* BEGIN RECORD EXCERPTS *
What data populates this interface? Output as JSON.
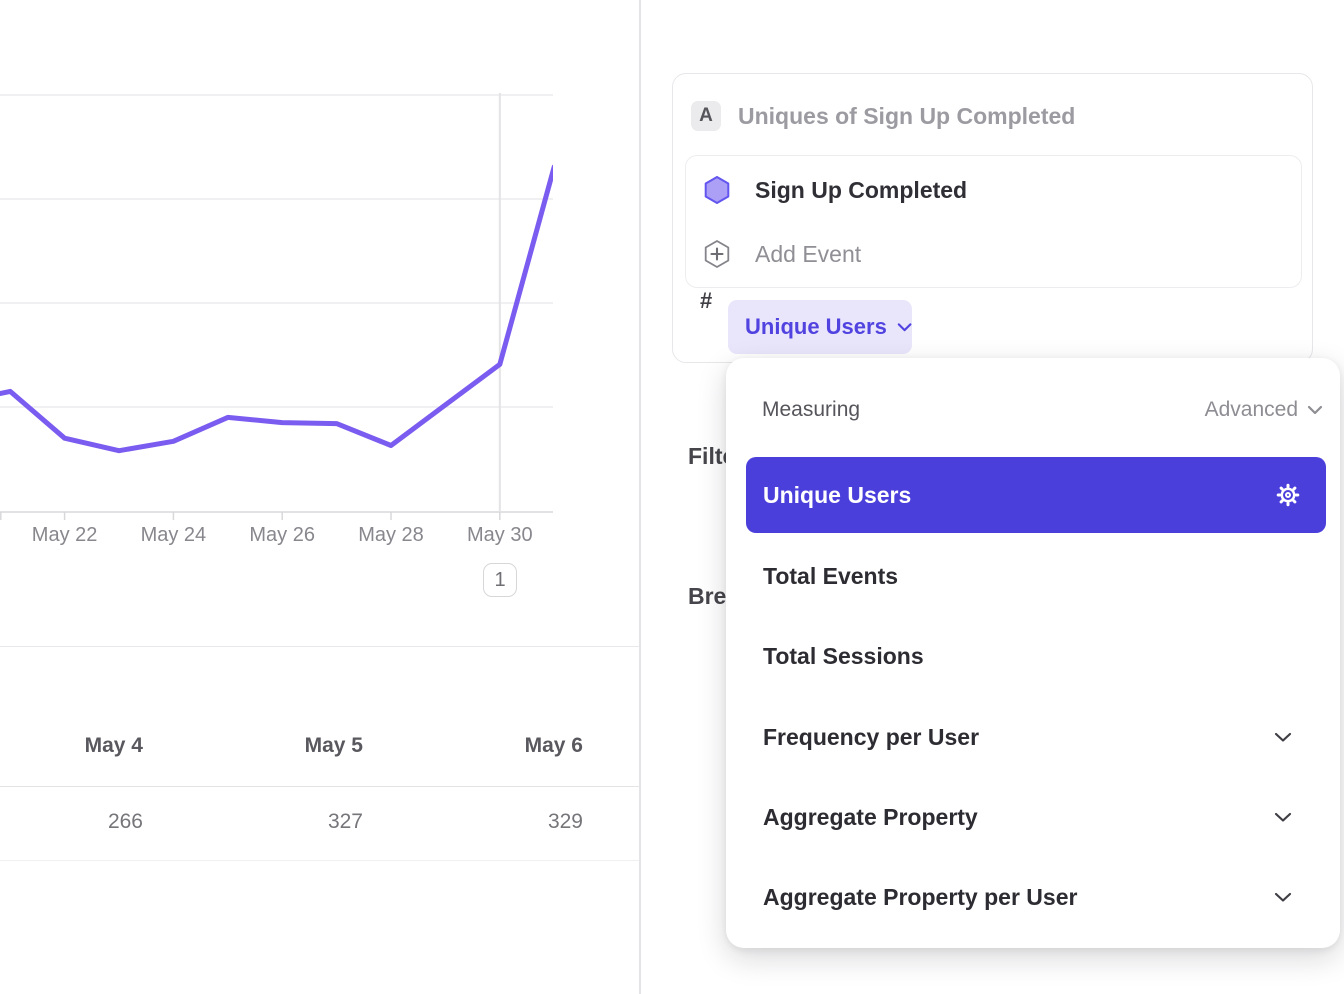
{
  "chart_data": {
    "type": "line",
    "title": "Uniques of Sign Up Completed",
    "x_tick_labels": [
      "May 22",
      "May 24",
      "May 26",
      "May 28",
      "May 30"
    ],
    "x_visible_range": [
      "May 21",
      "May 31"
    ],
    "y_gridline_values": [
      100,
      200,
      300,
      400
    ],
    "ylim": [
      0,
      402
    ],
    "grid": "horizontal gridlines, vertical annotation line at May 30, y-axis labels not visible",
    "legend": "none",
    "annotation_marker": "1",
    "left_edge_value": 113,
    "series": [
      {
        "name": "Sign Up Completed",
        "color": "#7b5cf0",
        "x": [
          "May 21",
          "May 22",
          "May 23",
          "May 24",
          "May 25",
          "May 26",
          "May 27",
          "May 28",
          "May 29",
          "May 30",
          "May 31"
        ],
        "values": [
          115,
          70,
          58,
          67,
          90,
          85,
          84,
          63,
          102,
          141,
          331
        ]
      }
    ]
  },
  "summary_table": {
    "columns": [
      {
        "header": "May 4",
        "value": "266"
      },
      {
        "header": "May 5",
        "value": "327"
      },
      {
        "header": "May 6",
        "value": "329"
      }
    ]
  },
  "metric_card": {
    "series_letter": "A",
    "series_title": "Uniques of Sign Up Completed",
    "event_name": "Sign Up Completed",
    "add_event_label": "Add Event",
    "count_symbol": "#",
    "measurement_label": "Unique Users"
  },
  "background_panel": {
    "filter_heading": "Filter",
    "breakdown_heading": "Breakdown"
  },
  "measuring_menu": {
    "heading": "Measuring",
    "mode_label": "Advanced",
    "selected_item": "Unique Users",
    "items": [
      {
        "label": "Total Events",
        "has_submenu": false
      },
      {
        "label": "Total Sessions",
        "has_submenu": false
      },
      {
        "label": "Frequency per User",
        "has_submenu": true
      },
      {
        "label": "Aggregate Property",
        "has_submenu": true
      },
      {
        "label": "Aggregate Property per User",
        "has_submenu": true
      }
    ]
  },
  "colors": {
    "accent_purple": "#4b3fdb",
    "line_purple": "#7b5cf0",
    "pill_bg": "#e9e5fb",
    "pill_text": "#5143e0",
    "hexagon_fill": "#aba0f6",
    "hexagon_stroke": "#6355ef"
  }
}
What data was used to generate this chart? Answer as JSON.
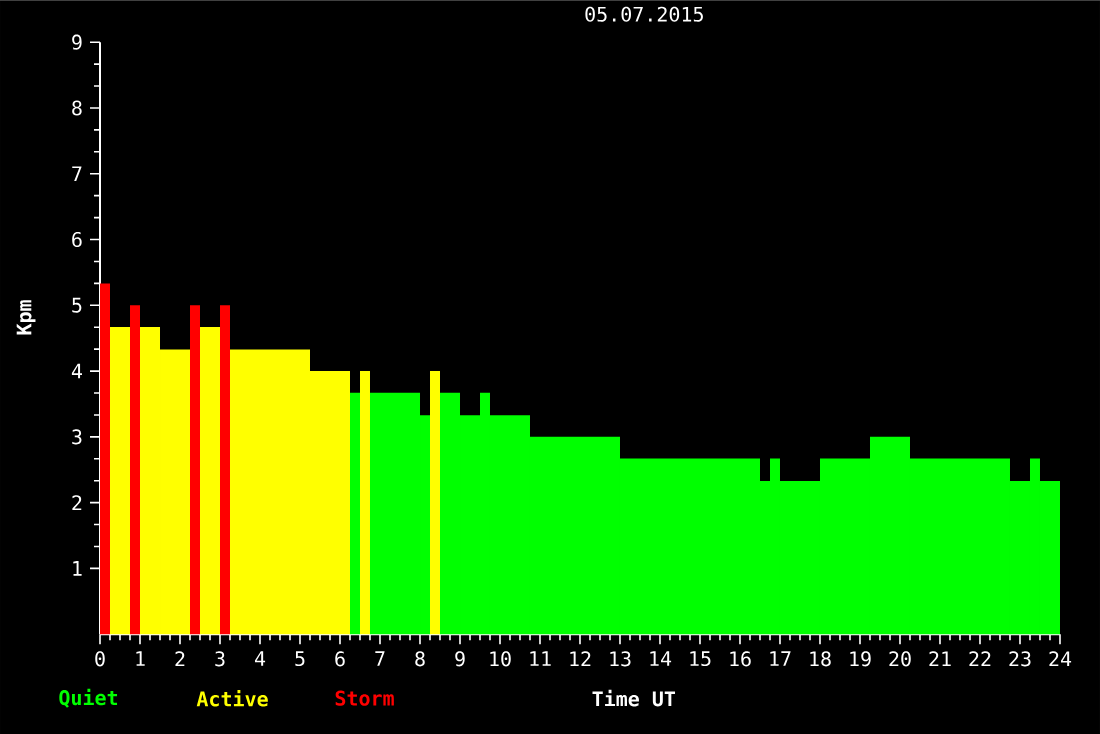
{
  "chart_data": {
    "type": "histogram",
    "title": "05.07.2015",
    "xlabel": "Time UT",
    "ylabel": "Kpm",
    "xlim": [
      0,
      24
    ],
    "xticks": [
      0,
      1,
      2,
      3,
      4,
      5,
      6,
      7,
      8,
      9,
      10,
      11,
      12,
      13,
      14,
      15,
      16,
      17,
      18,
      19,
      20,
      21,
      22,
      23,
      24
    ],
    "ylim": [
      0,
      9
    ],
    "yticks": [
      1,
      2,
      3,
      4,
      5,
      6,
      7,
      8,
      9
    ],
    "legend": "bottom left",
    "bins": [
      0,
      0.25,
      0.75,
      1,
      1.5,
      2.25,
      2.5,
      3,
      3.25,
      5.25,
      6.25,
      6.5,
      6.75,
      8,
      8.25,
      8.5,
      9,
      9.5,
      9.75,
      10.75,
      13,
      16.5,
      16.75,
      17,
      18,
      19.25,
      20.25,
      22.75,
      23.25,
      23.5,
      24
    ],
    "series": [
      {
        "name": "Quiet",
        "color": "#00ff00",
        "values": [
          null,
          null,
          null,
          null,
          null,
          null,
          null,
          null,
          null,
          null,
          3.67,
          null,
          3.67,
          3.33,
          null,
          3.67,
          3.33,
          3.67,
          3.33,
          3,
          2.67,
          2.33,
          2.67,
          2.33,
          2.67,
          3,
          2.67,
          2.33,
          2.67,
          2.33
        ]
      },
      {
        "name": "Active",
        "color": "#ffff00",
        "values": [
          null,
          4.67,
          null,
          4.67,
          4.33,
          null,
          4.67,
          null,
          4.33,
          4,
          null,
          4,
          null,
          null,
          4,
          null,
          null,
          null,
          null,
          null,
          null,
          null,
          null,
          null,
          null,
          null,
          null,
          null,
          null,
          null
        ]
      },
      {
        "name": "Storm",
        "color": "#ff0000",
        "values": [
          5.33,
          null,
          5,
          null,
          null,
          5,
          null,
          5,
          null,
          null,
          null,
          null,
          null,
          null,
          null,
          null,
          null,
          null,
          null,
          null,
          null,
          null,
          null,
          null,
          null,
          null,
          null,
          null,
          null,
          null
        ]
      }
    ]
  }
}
* END RECORD EXCERPTS *
» **WHAT IS EXPECTED**
Reproduce each line exactly, please, except for any pictures.

» **SOLUTION BELOW**
What data populates this interface? Output as JSON.
{
  "chart_data": {
    "type": "line",
    "title": "Uniques of Sign Up Completed",
    "x_tick_labels": [
      "May 22",
      "May 24",
      "May 26",
      "May 28",
      "May 30"
    ],
    "x_visible_range": [
      "May 21",
      "May 31"
    ],
    "y_gridline_values": [
      100,
      200,
      300,
      400
    ],
    "ylim": [
      0,
      402
    ],
    "grid": "horizontal gridlines, vertical annotation line at May 30, y-axis labels not visible",
    "legend": "none",
    "annotation_marker": "1",
    "left_edge_value": 113,
    "series": [
      {
        "name": "Sign Up Completed",
        "color": "#7b5cf0",
        "x": [
          "May 21",
          "May 22",
          "May 23",
          "May 24",
          "May 25",
          "May 26",
          "May 27",
          "May 28",
          "May 29",
          "May 30",
          "May 31"
        ],
        "values": [
          115,
          70,
          58,
          67,
          90,
          85,
          84,
          63,
          102,
          141,
          331
        ]
      }
    ]
  },
  "summary_table": {
    "columns": [
      {
        "header": "May 4",
        "value": "266"
      },
      {
        "header": "May 5",
        "value": "327"
      },
      {
        "header": "May 6",
        "value": "329"
      }
    ]
  },
  "metric_card": {
    "series_letter": "A",
    "series_title": "Uniques of Sign Up Completed",
    "event_name": "Sign Up Completed",
    "add_event_label": "Add Event",
    "count_symbol": "#",
    "measurement_label": "Unique Users"
  },
  "background_panel": {
    "filter_heading": "Filter",
    "breakdown_heading": "Breakdown"
  },
  "measuring_menu": {
    "heading": "Measuring",
    "mode_label": "Advanced",
    "selected_item": "Unique Users",
    "items": [
      {
        "label": "Total Events",
        "has_submenu": false
      },
      {
        "label": "Total Sessions",
        "has_submenu": false
      },
      {
        "label": "Frequency per User",
        "has_submenu": true
      },
      {
        "label": "Aggregate Property",
        "has_submenu": true
      },
      {
        "label": "Aggregate Property per User",
        "has_submenu": true
      }
    ]
  },
  "colors": {
    "accent_purple": "#4b3fdb",
    "line_purple": "#7b5cf0",
    "pill_bg": "#e9e5fb",
    "pill_text": "#5143e0",
    "hexagon_fill": "#aba0f6",
    "hexagon_stroke": "#6355ef"
  }
}
What data was used to generate this chart? Answer as JSON.
{
  "chart_data": {
    "type": "histogram",
    "title": "05.07.2015",
    "xlabel": "Time UT",
    "ylabel": "Kpm",
    "xlim": [
      0,
      24
    ],
    "xticks": [
      0,
      1,
      2,
      3,
      4,
      5,
      6,
      7,
      8,
      9,
      10,
      11,
      12,
      13,
      14,
      15,
      16,
      17,
      18,
      19,
      20,
      21,
      22,
      23,
      24
    ],
    "ylim": [
      0,
      9
    ],
    "yticks": [
      1,
      2,
      3,
      4,
      5,
      6,
      7,
      8,
      9
    ],
    "legend": "bottom left",
    "bins": [
      0,
      0.25,
      0.75,
      1,
      1.5,
      2.25,
      2.5,
      3,
      3.25,
      5.25,
      6.25,
      6.5,
      6.75,
      8,
      8.25,
      8.5,
      9,
      9.5,
      9.75,
      10.75,
      13,
      16.5,
      16.75,
      17,
      18,
      19.25,
      20.25,
      22.75,
      23.25,
      23.5,
      24
    ],
    "series": [
      {
        "name": "Quiet",
        "color": "#00ff00",
        "values": [
          null,
          null,
          null,
          null,
          null,
          null,
          null,
          null,
          null,
          null,
          3.67,
          null,
          3.67,
          3.33,
          null,
          3.67,
          3.33,
          3.67,
          3.33,
          3,
          2.67,
          2.33,
          2.67,
          2.33,
          2.67,
          3,
          2.67,
          2.33,
          2.67,
          2.33
        ]
      },
      {
        "name": "Active",
        "color": "#ffff00",
        "values": [
          null,
          4.67,
          null,
          4.67,
          4.33,
          null,
          4.67,
          null,
          4.33,
          4,
          null,
          4,
          null,
          null,
          4,
          null,
          null,
          null,
          null,
          null,
          null,
          null,
          null,
          null,
          null,
          null,
          null,
          null,
          null,
          null
        ]
      },
      {
        "name": "Storm",
        "color": "#ff0000",
        "values": [
          5.33,
          null,
          5,
          null,
          null,
          5,
          null,
          5,
          null,
          null,
          null,
          null,
          null,
          null,
          null,
          null,
          null,
          null,
          null,
          null,
          null,
          null,
          null,
          null,
          null,
          null,
          null,
          null,
          null,
          null
        ]
      }
    ]
  }
}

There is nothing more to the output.